[Dataset rows]
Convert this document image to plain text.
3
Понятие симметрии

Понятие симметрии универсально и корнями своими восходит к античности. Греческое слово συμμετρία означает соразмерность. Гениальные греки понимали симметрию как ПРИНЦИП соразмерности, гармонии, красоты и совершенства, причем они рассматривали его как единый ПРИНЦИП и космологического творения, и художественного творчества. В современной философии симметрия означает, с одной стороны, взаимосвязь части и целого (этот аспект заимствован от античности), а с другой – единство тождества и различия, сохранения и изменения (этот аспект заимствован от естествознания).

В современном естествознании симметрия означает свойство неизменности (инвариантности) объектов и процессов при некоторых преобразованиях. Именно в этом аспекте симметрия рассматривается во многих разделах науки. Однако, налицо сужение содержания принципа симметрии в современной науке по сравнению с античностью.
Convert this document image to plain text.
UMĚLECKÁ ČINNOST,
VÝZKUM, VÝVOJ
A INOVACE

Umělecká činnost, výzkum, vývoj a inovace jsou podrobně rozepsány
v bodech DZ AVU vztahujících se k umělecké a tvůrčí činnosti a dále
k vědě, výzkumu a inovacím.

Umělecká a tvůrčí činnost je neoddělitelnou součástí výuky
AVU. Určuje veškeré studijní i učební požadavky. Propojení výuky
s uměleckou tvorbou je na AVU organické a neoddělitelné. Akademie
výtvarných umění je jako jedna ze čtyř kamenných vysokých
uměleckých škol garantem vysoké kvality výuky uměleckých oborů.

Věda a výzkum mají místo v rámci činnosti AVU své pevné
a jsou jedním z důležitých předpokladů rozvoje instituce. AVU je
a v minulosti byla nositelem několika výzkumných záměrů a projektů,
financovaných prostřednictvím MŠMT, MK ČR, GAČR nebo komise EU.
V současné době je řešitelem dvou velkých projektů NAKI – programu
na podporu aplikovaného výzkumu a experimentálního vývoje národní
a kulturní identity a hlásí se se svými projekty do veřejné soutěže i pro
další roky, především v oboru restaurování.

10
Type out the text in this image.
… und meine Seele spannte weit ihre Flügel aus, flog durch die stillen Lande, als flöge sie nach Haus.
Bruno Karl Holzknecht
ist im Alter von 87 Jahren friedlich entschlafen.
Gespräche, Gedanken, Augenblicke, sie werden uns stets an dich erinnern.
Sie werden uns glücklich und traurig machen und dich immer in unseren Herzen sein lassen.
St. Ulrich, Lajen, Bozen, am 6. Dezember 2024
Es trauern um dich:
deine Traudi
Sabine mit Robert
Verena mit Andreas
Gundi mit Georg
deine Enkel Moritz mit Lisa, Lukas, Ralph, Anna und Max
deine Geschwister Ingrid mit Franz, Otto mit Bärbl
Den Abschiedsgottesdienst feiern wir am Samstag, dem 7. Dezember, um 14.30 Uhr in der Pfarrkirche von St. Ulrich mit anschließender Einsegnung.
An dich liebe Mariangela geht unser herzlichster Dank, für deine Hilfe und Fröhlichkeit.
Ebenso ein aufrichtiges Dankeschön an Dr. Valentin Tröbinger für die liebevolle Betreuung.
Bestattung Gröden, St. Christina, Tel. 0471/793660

# [PROBLEM STATEMENT]
Some lines of the data above may hold the word "werden"; report how many do, and nothing else.

# [OUTPUT FOR THIS TASK]
2